_WHAT YOU SHOULD DO_. All lines in which the word "SRMTID" occurs are to be extracted.

• • • • • • •

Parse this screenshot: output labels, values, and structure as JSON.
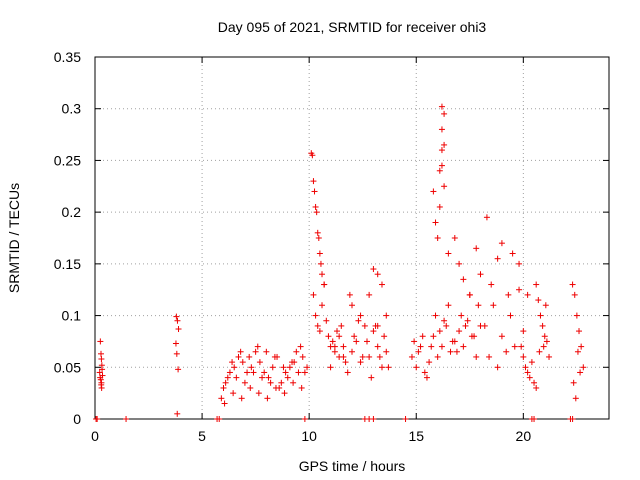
{
  "chart_data": {
    "type": "scatter",
    "title": "Day 095 of 2021, SRMTID for receiver ohi3",
    "xlabel": "GPS time / hours",
    "ylabel": "SRMTID / TECUs",
    "xlim": [
      0,
      24
    ],
    "ylim": [
      0,
      0.35
    ],
    "x_ticks": [
      0,
      5,
      10,
      15,
      20
    ],
    "x_tick_labels": [
      "0",
      "5",
      "10",
      "15",
      "20"
    ],
    "y_ticks": [
      0,
      0.05,
      0.1,
      0.15,
      0.2,
      0.25,
      0.3,
      0.35
    ],
    "y_tick_labels": [
      "0",
      "0.05",
      "0.1",
      "0.15",
      "0.2",
      "0.25",
      "0.3",
      "0.35"
    ],
    "grid": true,
    "marker": "+",
    "color": "#ee0000",
    "series": [
      {
        "name": "SRMTID",
        "x": [
          0.05,
          0.1,
          1.45,
          5.7,
          5.8,
          9.8,
          12.6,
          12.8,
          13.0,
          14.5,
          20.4,
          20.5,
          22.2,
          22.3,
          0.25,
          0.28,
          0.3,
          0.32,
          0.22,
          0.35,
          0.27,
          0.3,
          0.24,
          0.33,
          0.29,
          0.31,
          3.8,
          3.85,
          3.9,
          3.78,
          3.82,
          3.88,
          3.84,
          5.9,
          6.1,
          6.3,
          6.5,
          6.7,
          6.9,
          7.1,
          7.3,
          7.5,
          7.7,
          7.9,
          8.1,
          8.3,
          8.5,
          8.7,
          8.9,
          9.1,
          9.3,
          9.5,
          9.7,
          9.9,
          6.0,
          6.2,
          6.4,
          6.6,
          6.8,
          7.0,
          7.2,
          7.4,
          7.6,
          7.8,
          8.0,
          8.2,
          8.4,
          8.6,
          8.8,
          9.0,
          9.2,
          9.4,
          9.6,
          9.8,
          6.05,
          6.45,
          6.85,
          7.25,
          7.65,
          8.05,
          8.45,
          8.85,
          9.25,
          9.65,
          10.1,
          10.15,
          10.2,
          10.25,
          10.3,
          10.35,
          10.4,
          10.45,
          10.5,
          10.55,
          10.6,
          10.7,
          10.2,
          10.3,
          10.4,
          10.5,
          10.6,
          10.7,
          10.8,
          10.9,
          11.0,
          11.1,
          11.2,
          11.3,
          11.4,
          11.5,
          11.6,
          11.7,
          11.0,
          11.2,
          11.4,
          11.6,
          11.8,
          12.0,
          12.2,
          12.4,
          12.6,
          12.8,
          13.0,
          13.2,
          13.4,
          13.6,
          11.9,
          12.1,
          12.3,
          12.5,
          12.7,
          12.9,
          13.1,
          13.3,
          13.5,
          13.7,
          12.0,
          12.4,
          12.8,
          13.2,
          13.6,
          13.0,
          13.2,
          13.4,
          14.8,
          15.0,
          15.2,
          15.4,
          15.6,
          15.8,
          16.0,
          16.2,
          16.4,
          16.6,
          16.8,
          17.0,
          17.2,
          17.4,
          17.6,
          17.8,
          18.0,
          14.9,
          15.1,
          15.3,
          15.5,
          15.7,
          15.9,
          16.1,
          16.3,
          16.5,
          16.7,
          16.9,
          17.1,
          17.3,
          17.5,
          17.7,
          17.9,
          15.8,
          15.9,
          16.0,
          16.1,
          16.2,
          16.2,
          16.2,
          16.3,
          16.3,
          16.3,
          16.1,
          16.2,
          16.5,
          16.8,
          17.0,
          17.2,
          17.5,
          17.8,
          18.0,
          18.3,
          18.5,
          18.8,
          19.0,
          19.3,
          19.5,
          19.8,
          18.2,
          18.4,
          18.6,
          18.8,
          19.0,
          19.2,
          19.4,
          19.6,
          19.8,
          20.0,
          20.2,
          19.9,
          20.0,
          20.1,
          20.2,
          20.3,
          20.4,
          20.5,
          20.6,
          20.6,
          20.7,
          20.8,
          20.9,
          21.0,
          21.1,
          21.2,
          21.05,
          20.75,
          20.95,
          22.3,
          22.4,
          22.5,
          22.6,
          22.7,
          22.8,
          22.35,
          22.55,
          22.65,
          22.45
        ],
        "y": [
          0,
          0,
          0,
          0,
          0,
          0,
          0,
          0,
          0,
          0,
          0,
          0,
          0,
          0,
          0.075,
          0.063,
          0.058,
          0.052,
          0.045,
          0.042,
          0.038,
          0.035,
          0.04,
          0.048,
          0.033,
          0.03,
          0.099,
          0.095,
          0.087,
          0.073,
          0.063,
          0.048,
          0.005,
          0.02,
          0.035,
          0.045,
          0.05,
          0.06,
          0.055,
          0.045,
          0.05,
          0.065,
          0.055,
          0.045,
          0.04,
          0.05,
          0.06,
          0.035,
          0.045,
          0.05,
          0.055,
          0.045,
          0.06,
          0.05,
          0.03,
          0.04,
          0.055,
          0.04,
          0.065,
          0.035,
          0.06,
          0.045,
          0.07,
          0.04,
          0.065,
          0.035,
          0.06,
          0.03,
          0.05,
          0.04,
          0.055,
          0.065,
          0.07,
          0.045,
          0.015,
          0.025,
          0.02,
          0.03,
          0.025,
          0.02,
          0.03,
          0.025,
          0.035,
          0.03,
          0.257,
          0.255,
          0.23,
          0.22,
          0.205,
          0.2,
          0.18,
          0.175,
          0.16,
          0.15,
          0.14,
          0.13,
          0.12,
          0.1,
          0.09,
          0.085,
          0.11,
          0.13,
          0.095,
          0.08,
          0.07,
          0.075,
          0.065,
          0.085,
          0.06,
          0.09,
          0.07,
          0.055,
          0.05,
          0.07,
          0.08,
          0.06,
          0.045,
          0.065,
          0.075,
          0.055,
          0.09,
          0.06,
          0.085,
          0.07,
          0.05,
          0.065,
          0.12,
          0.08,
          0.095,
          0.06,
          0.075,
          0.04,
          0.09,
          0.06,
          0.08,
          0.05,
          0.11,
          0.1,
          0.12,
          0.09,
          0.1,
          0.145,
          0.14,
          0.13,
          0.06,
          0.05,
          0.07,
          0.045,
          0.055,
          0.08,
          0.06,
          0.07,
          0.09,
          0.065,
          0.075,
          0.085,
          0.07,
          0.095,
          0.08,
          0.06,
          0.09,
          0.075,
          0.065,
          0.08,
          0.04,
          0.07,
          0.1,
          0.085,
          0.095,
          0.11,
          0.075,
          0.065,
          0.1,
          0.09,
          0.12,
          0.08,
          0.11,
          0.22,
          0.19,
          0.175,
          0.24,
          0.26,
          0.28,
          0.302,
          0.295,
          0.265,
          0.225,
          0.205,
          0.245,
          0.16,
          0.175,
          0.15,
          0.135,
          0.12,
          0.165,
          0.14,
          0.195,
          0.13,
          0.155,
          0.17,
          0.12,
          0.16,
          0.15,
          0.09,
          0.06,
          0.11,
          0.05,
          0.08,
          0.065,
          0.1,
          0.07,
          0.125,
          0.085,
          0.12,
          0.07,
          0.06,
          0.05,
          0.045,
          0.04,
          0.055,
          0.035,
          0.03,
          0.13,
          0.115,
          0.1,
          0.09,
          0.08,
          0.075,
          0.06,
          0.11,
          0.065,
          0.07,
          0.13,
          0.12,
          0.1,
          0.085,
          0.07,
          0.05,
          0.035,
          0.065,
          0.045,
          0.02
        ]
      }
    ]
  }
}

• • • • • • •

_RESULT OF THE EXERCISE_.
    "title": "Day 095 of 2021, SRMTID for receiver ohi3",
    "ylabel": "SRMTID / TECUs",
        "name": "SRMTID",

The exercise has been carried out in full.